>> Begin EXTRACTED INFORMATION

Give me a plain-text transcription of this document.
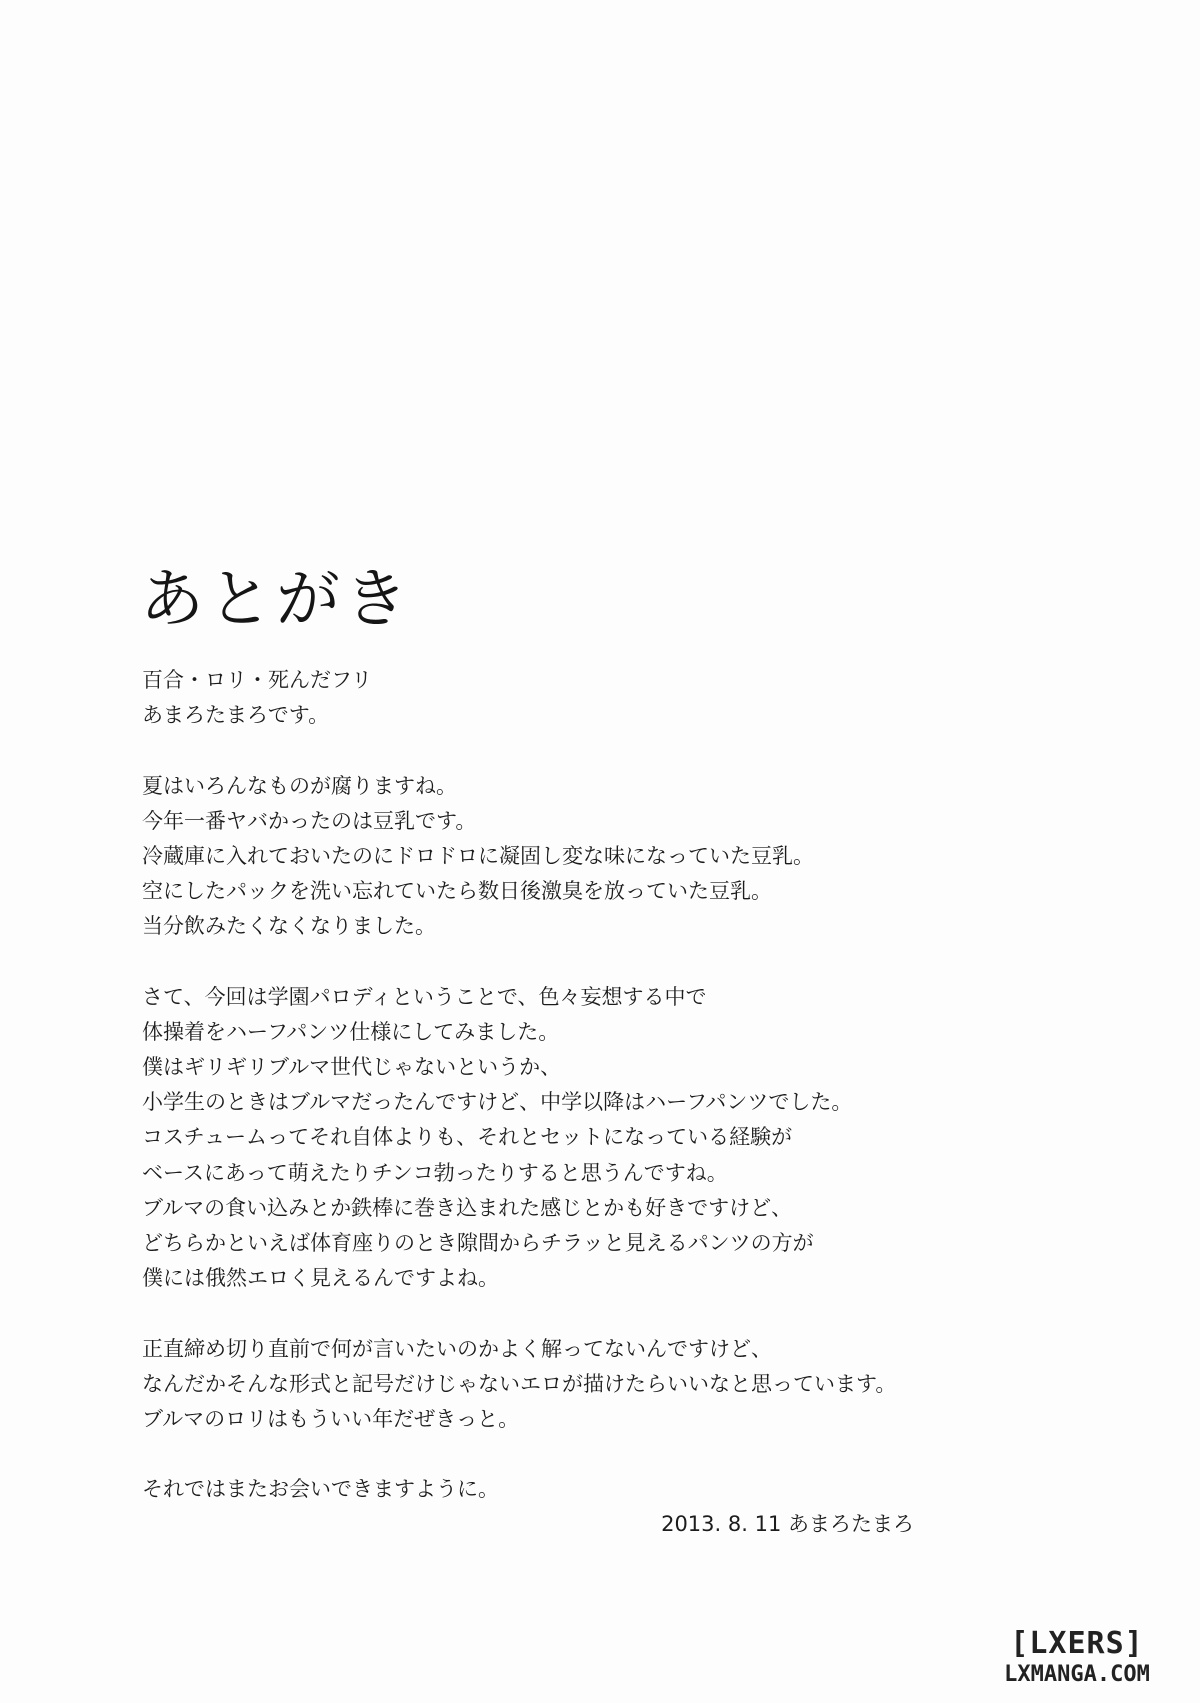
あとがき
百合・ロリ・死んだフリ
あまろたまろです。
夏はいろんなものが腐りますね。
今年一番ヤバかったのは豆乳です。
冷蔵庫に入れておいたのにドロドロに凝固し変な味になっていた豆乳。
空にしたパックを洗い忘れていたら数日後激臭を放っていた豆乳。
当分飲みたくなくなりました。
さて、今回は学園パロディということで、色々妄想する中で
体操着をハーフパンツ仕様にしてみました。
僕はギリギリブルマ世代じゃないというか、
小学生のときはブルマだったんですけど、中学以降はハーフパンツでした。
コスチュームってそれ自体よりも、それとセットになっている経験が
ベースにあって萌えたりチンコ勃ったりすると思うんですね。
ブルマの食い込みとか鉄棒に巻き込まれた感じとかも好きですけど、
どちらかといえば体育座りのとき隙間からチラッと見えるパンツの方が
僕には俄然エロく見えるんですよね。
正直締め切り直前で何が言いたいのかよく解ってないんですけど、
なんだかそんな形式と記号だけじゃないエロが描けたらいいなと思っています。
ブルマのロリはもういい年だぜきっと。
それではまたお会いできますように。
2013. 8. 11 あまろたまろ
[LXERS]
LXMANGA.COM
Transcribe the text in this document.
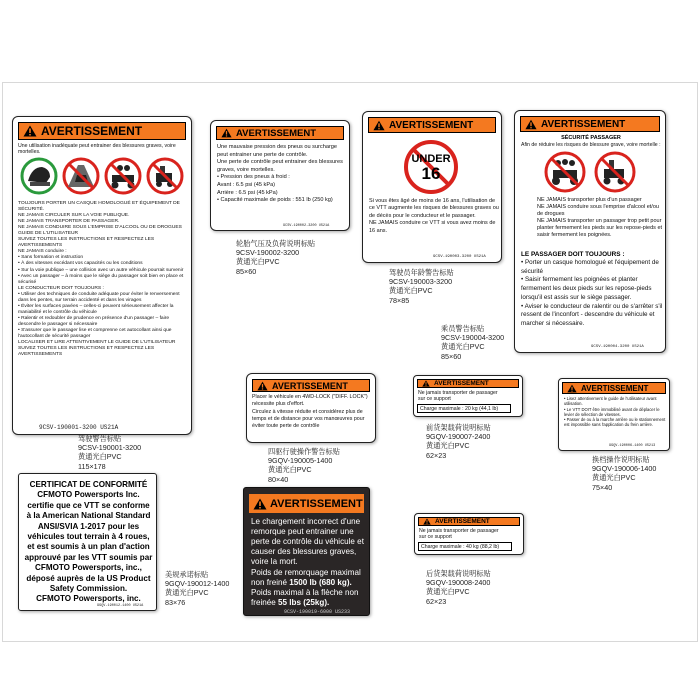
AVERTISSEMENT
Une utilisation inadéquate peut entrainer des blessures graves, voire mortelles.
TOUJOURS PORTER UN CASQUE HOMOLOGUÉ ET ÉQUIPEMENT DE SÉCURITÉ.
NE JAMAIS CIRCULER SUR LA VOIE PUBLIQUE.
NE JAMAIS TRANSPORTER DE PASSAGER.
NE JAMAIS CONDUIRE SOUS L'EMPRISE D'ALCOOL OU DE DROGUES
GUIDE DE L'UTILISATEUR
SUIVEZ TOUTES LES INSTRUCTIONS ET RESPECTEZ LES AVERTISSEMENTS
NE JAMAIS conduire :
• Sans formation et instruction
• À des vitesses excédant vos capacités ou les conditions
• Sur la voie publique – une collision avec un autre véhicule pourrait survenir
• Avec un passager – à moins que le siège du passager soit bien en place et sécurisé
LE CONDUCTEUR DOIT TOUJOURS :
• Utiliser des techniques de conduite adéquate pour éviter le renversement dans les pentes, sur terrain accidenté et dans les virages
• Éviter les surfaces pavées – celles-ci peuvent sérieusement affecter la maniabilité et le contrôle du véhicule
• Ralentir et redoubler de prudence en présence d'un passager – faire descendre le passager si nécessaire
• S'assurer que le passager lise et comprenne cet autocollant ainsi que l'autocollant de sécurité passager
LOCALISER ET LIRE ATTENTIVEMENT LE GUIDE DE L'UTILISATEUR
SUIVEZ TOUTES LES INSTRUCTIONS ET RESPECTEZ LES AVERTISSEMENTS
9CSV-190001-3200 US21A
驾驶警告标贴
9CSV-190001-3200
黄通光白PVC
115×178
AVERTISSEMENT
Une mauvaise pression des pneus ou surcharge peut entrainer une perte de contrôle.
Une perte de contrôle peut entrainer des blessures graves, voire mortelles.
• Pression des pneus à froid :
Avant : 6.5 psi (45 kPa)
Arrière : 6.5 psi (45 kPa)
• Capacité maximale de poids : 551 lb (250 kg)
9CSV-190002-3200 US21A
轮胎气压及负荷说明标贴
9CSV-190002-3200
黄通光白PVC
85×60
AVERTISSEMENT
UNDER
16
Si vous êtes âgé de moins de 16 ans, l'utilisation de ce VTT augmente les risques de blessures graves ou de décès pour le conducteur et le passager.
NE JAMAIS conduire ce VTT si vous avez moins de 16 ans.
9CSV-190003-3200 US21A
驾驶员年龄警告标贴
9CSV-190003-3200
黄通光白PVC
78×85
AVERTISSEMENT
SÉCURITÉ PASSAGER
Afin de réduire les risques de blessure grave, voire mortelle :
NE JAMAIS transporter plus d'un passager
NE JAMAIS conduire sous l'emprise d'alcool et/ou de drogues
NE JAMAIS transporter un passager trop petit pour planter fermement les pieds sur les repose-pieds et saisir fermement les poignées.
LE PASSAGER DOIT TOUJOURS :
• Porter un casque homologué et l'équipement de sécurité
• Saisir fermement les poignées et planter fermement les deux pieds sur les repose-pieds lorsqu'il est assis sur le siège passager.
• Aviser le conducteur de ralentir ou de s'arrêter s'il ressent de l'inconfort - descendre du véhicule et marcher si nécessaire.
9CSV-190004-3200 US21A
乘员警告标贴
9CSV-190004-3200
黄通光白PVC
85×60
AVERTISSEMENT
Placer le véhicule en 4WD-LOCK ("DIFF. LOCK") nécessite plus d'effort.
Circulez à vitesse réduite et considérez plus de temps et de distance pour vos manœuvres pour éviter toute perte de contrôle
四驱行驶操作警告标贴
9GQV-190005-1400
黄通光白PVC
80×40
AVERTISSEMENT
Ne jamais transporter de passager
sur ce support
Charge maximale : 20 kg (44,1 lb)
前货架载荷说明标贴
9GQV-190007-2400
黄通光白PVC
62×23
AVERTISSEMENT
• Lisez attentivement le guide de l'utilisateur avant utilisation.
• Le VTT DOIT être immobilisé avant de déplacer le levier de sélection de vitesses.
• Passer de ou à la marche arrière ou le stationnement est impossible sans l'application du frein arrière.
9GQV-190006-1400 US213
换档操作说明标贴
9GQV-190006-1400
黄通光白PVC
75×40
CERTIFICAT DE CONFORMITÉ
CFMOTO Powersports Inc. certifie que ce VTT se conforme à la American National Standard ANSI/SVIA 1-2017 pour les véhicules tout terrain à 4 roues, et est soumis à un plan d'action approuvé par les VTT soumis par CFMOTO Powersports, inc., déposé auprès de la US Product Safety Commission.
CFMOTO Powersports, inc.
9GQV-190012-1400 US21A
美规承诺标贴
9GQV-190012-1400
黄通光白PVC
83×76
AVERTISSEMENT
Le chargement incorrect d'une remorque peut entrainer une perte de contrôle du véhicule et causer des blessures graves, voire la mort.
Poids de remorquage maximal non freiné 1500 lb (680 kg).
Poids maximal à la flèche non freinée 55 lbs (25kg).
9CSV-190019-6000 US233
AVERTISSEMENT
Ne jamais transporter de passager
sur ce support
Charge maximale : 40 kg (88,2 lb)
后货架载荷说明标贴
9GQV-190008-2400
黄通光白PVC
62×23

>> End EXTRACTED INFORMATION

- _WHAT IS NEEDED_: In this exercise, set down all of the data exactly, without the pictures.

- _SOLUTION BELOW_:
Give me a plain-text transcription of this document.
あとがき
百合・ロリ・死んだフリ
あまろたまろです。
夏はいろんなものが腐りますね。
今年一番ヤバかったのは豆乳です。
冷蔵庫に入れておいたのにドロドロに凝固し変な味になっていた豆乳。
空にしたパックを洗い忘れていたら数日後激臭を放っていた豆乳。
当分飲みたくなくなりました。
さて、今回は学園パロディということで、色々妄想する中で
体操着をハーフパンツ仕様にしてみました。
僕はギリギリブルマ世代じゃないというか、
小学生のときはブルマだったんですけど、中学以降はハーフパンツでした。
コスチュームってそれ自体よりも、それとセットになっている経験が
ベースにあって萌えたりチンコ勃ったりすると思うんですね。
ブルマの食い込みとか鉄棒に巻き込まれた感じとかも好きですけど、
どちらかといえば体育座りのとき隙間からチラッと見えるパンツの方が
僕には俄然エロく見えるんですよね。
正直締め切り直前で何が言いたいのかよく解ってないんですけど、
なんだかそんな形式と記号だけじゃないエロが描けたらいいなと思っています。
ブルマのロリはもういい年だぜきっと。
それではまたお会いできますように。
2013. 8. 11 あまろたまろ
[LXERS]
LXMANGA.COM
Transcribe the text in this document.
AVERTISSEMENT
Une utilisation inadéquate peut entrainer des blessures graves, voire mortelles.
TOUJOURS PORTER UN CASQUE HOMOLOGUÉ ET ÉQUIPEMENT DE SÉCURITÉ.
NE JAMAIS CIRCULER SUR LA VOIE PUBLIQUE.
NE JAMAIS TRANSPORTER DE PASSAGER.
NE JAMAIS CONDUIRE SOUS L'EMPRISE D'ALCOOL OU DE DROGUES
GUIDE DE L'UTILISATEUR
SUIVEZ TOUTES LES INSTRUCTIONS ET RESPECTEZ LES AVERTISSEMENTS
NE JAMAIS conduire :
• Sans formation et instruction
• À des vitesses excédant vos capacités ou les conditions
• Sur la voie publique – une collision avec un autre véhicule pourrait survenir
• Avec un passager – à moins que le siège du passager soit bien en place et sécurisé
LE CONDUCTEUR DOIT TOUJOURS :
• Utiliser des techniques de conduite adéquate pour éviter le renversement dans les pentes, sur terrain accidenté et dans les virages
• Éviter les surfaces pavées – celles-ci peuvent sérieusement affecter la maniabilité et le contrôle du véhicule
• Ralentir et redoubler de prudence en présence d'un passager – faire descendre le passager si nécessaire
• S'assurer que le passager lise et comprenne cet autocollant ainsi que l'autocollant de sécurité passager
LOCALISER ET LIRE ATTENTIVEMENT LE GUIDE DE L'UTILISATEUR
SUIVEZ TOUTES LES INSTRUCTIONS ET RESPECTEZ LES AVERTISSEMENTS
9CSV-190001-3200 US21A
驾驶警告标贴
9CSV-190001-3200
黄通光白PVC
115×178
AVERTISSEMENT
Une mauvaise pression des pneus ou surcharge peut entrainer une perte de contrôle.
Une perte de contrôle peut entrainer des blessures graves, voire mortelles.
• Pression des pneus à froid :
Avant : 6.5 psi (45 kPa)
Arrière : 6.5 psi (45 kPa)
• Capacité maximale de poids : 551 lb (250 kg)
9CSV-190002-3200 US21A
轮胎气压及负荷说明标贴
9CSV-190002-3200
黄通光白PVC
85×60
AVERTISSEMENT
UNDER
16
Si vous êtes âgé de moins de 16 ans, l'utilisation de ce VTT augmente les risques de blessures graves ou de décès pour le conducteur et le passager.
NE JAMAIS conduire ce VTT si vous avez moins de 16 ans.
9CSV-190003-3200 US21A
驾驶员年龄警告标贴
9CSV-190003-3200
黄通光白PVC
78×85
AVERTISSEMENT
SÉCURITÉ PASSAGER
Afin de réduire les risques de blessure grave, voire mortelle :
NE JAMAIS transporter plus d'un passager
NE JAMAIS conduire sous l'emprise d'alcool et/ou de drogues
NE JAMAIS transporter un passager trop petit pour planter fermement les pieds sur les repose-pieds et saisir fermement les poignées.
LE PASSAGER DOIT TOUJOURS :
• Porter un casque homologué et l'équipement de sécurité
• Saisir fermement les poignées et planter fermement les deux pieds sur les repose-pieds lorsqu'il est assis sur le siège passager.
• Aviser le conducteur de ralentir ou de s'arrêter s'il ressent de l'inconfort - descendre du véhicule et marcher si nécessaire.
9CSV-190004-3200 US21A
乘员警告标贴
9CSV-190004-3200
黄通光白PVC
85×60
AVERTISSEMENT
Placer le véhicule en 4WD-LOCK ("DIFF. LOCK") nécessite plus d'effort.
Circulez à vitesse réduite et considérez plus de temps et de distance pour vos manœuvres pour éviter toute perte de contrôle
四驱行驶操作警告标贴
9GQV-190005-1400
黄通光白PVC
80×40
AVERTISSEMENT
Ne jamais transporter de passager
sur ce support
Charge maximale : 20 kg (44,1 lb)
前货架载荷说明标贴
9GQV-190007-2400
黄通光白PVC
62×23
AVERTISSEMENT
• Lisez attentivement le guide de l'utilisateur avant utilisation.
• Le VTT DOIT être immobilisé avant de déplacer le levier de sélection de vitesses.
• Passer de ou à la marche arrière ou le stationnement est impossible sans l'application du frein arrière.
9GQV-190006-1400 US213
换档操作说明标贴
9GQV-190006-1400
黄通光白PVC
75×40
CERTIFICAT DE CONFORMITÉ
CFMOTO Powersports Inc. certifie que ce VTT se conforme à la American National Standard ANSI/SVIA 1-2017 pour les véhicules tout terrain à 4 roues, et est soumis à un plan d'action approuvé par les VTT soumis par CFMOTO Powersports, inc., déposé auprès de la US Product Safety Commission.
CFMOTO Powersports, inc.
9GQV-190012-1400 US21A
美规承诺标贴
9GQV-190012-1400
黄通光白PVC
83×76
AVERTISSEMENT
Le chargement incorrect d'une remorque peut entrainer une perte de contrôle du véhicule et causer des blessures graves, voire la mort.
Poids de remorquage maximal non freiné 1500 lb (680 kg).
Poids maximal à la flèche non freinée 55 lbs (25kg).
9CSV-190019-6000 US233
AVERTISSEMENT
Ne jamais transporter de passager
sur ce support
Charge maximale : 40 kg (88,2 lb)
后货架载荷说明标贴
9GQV-190008-2400
黄通光白PVC
62×23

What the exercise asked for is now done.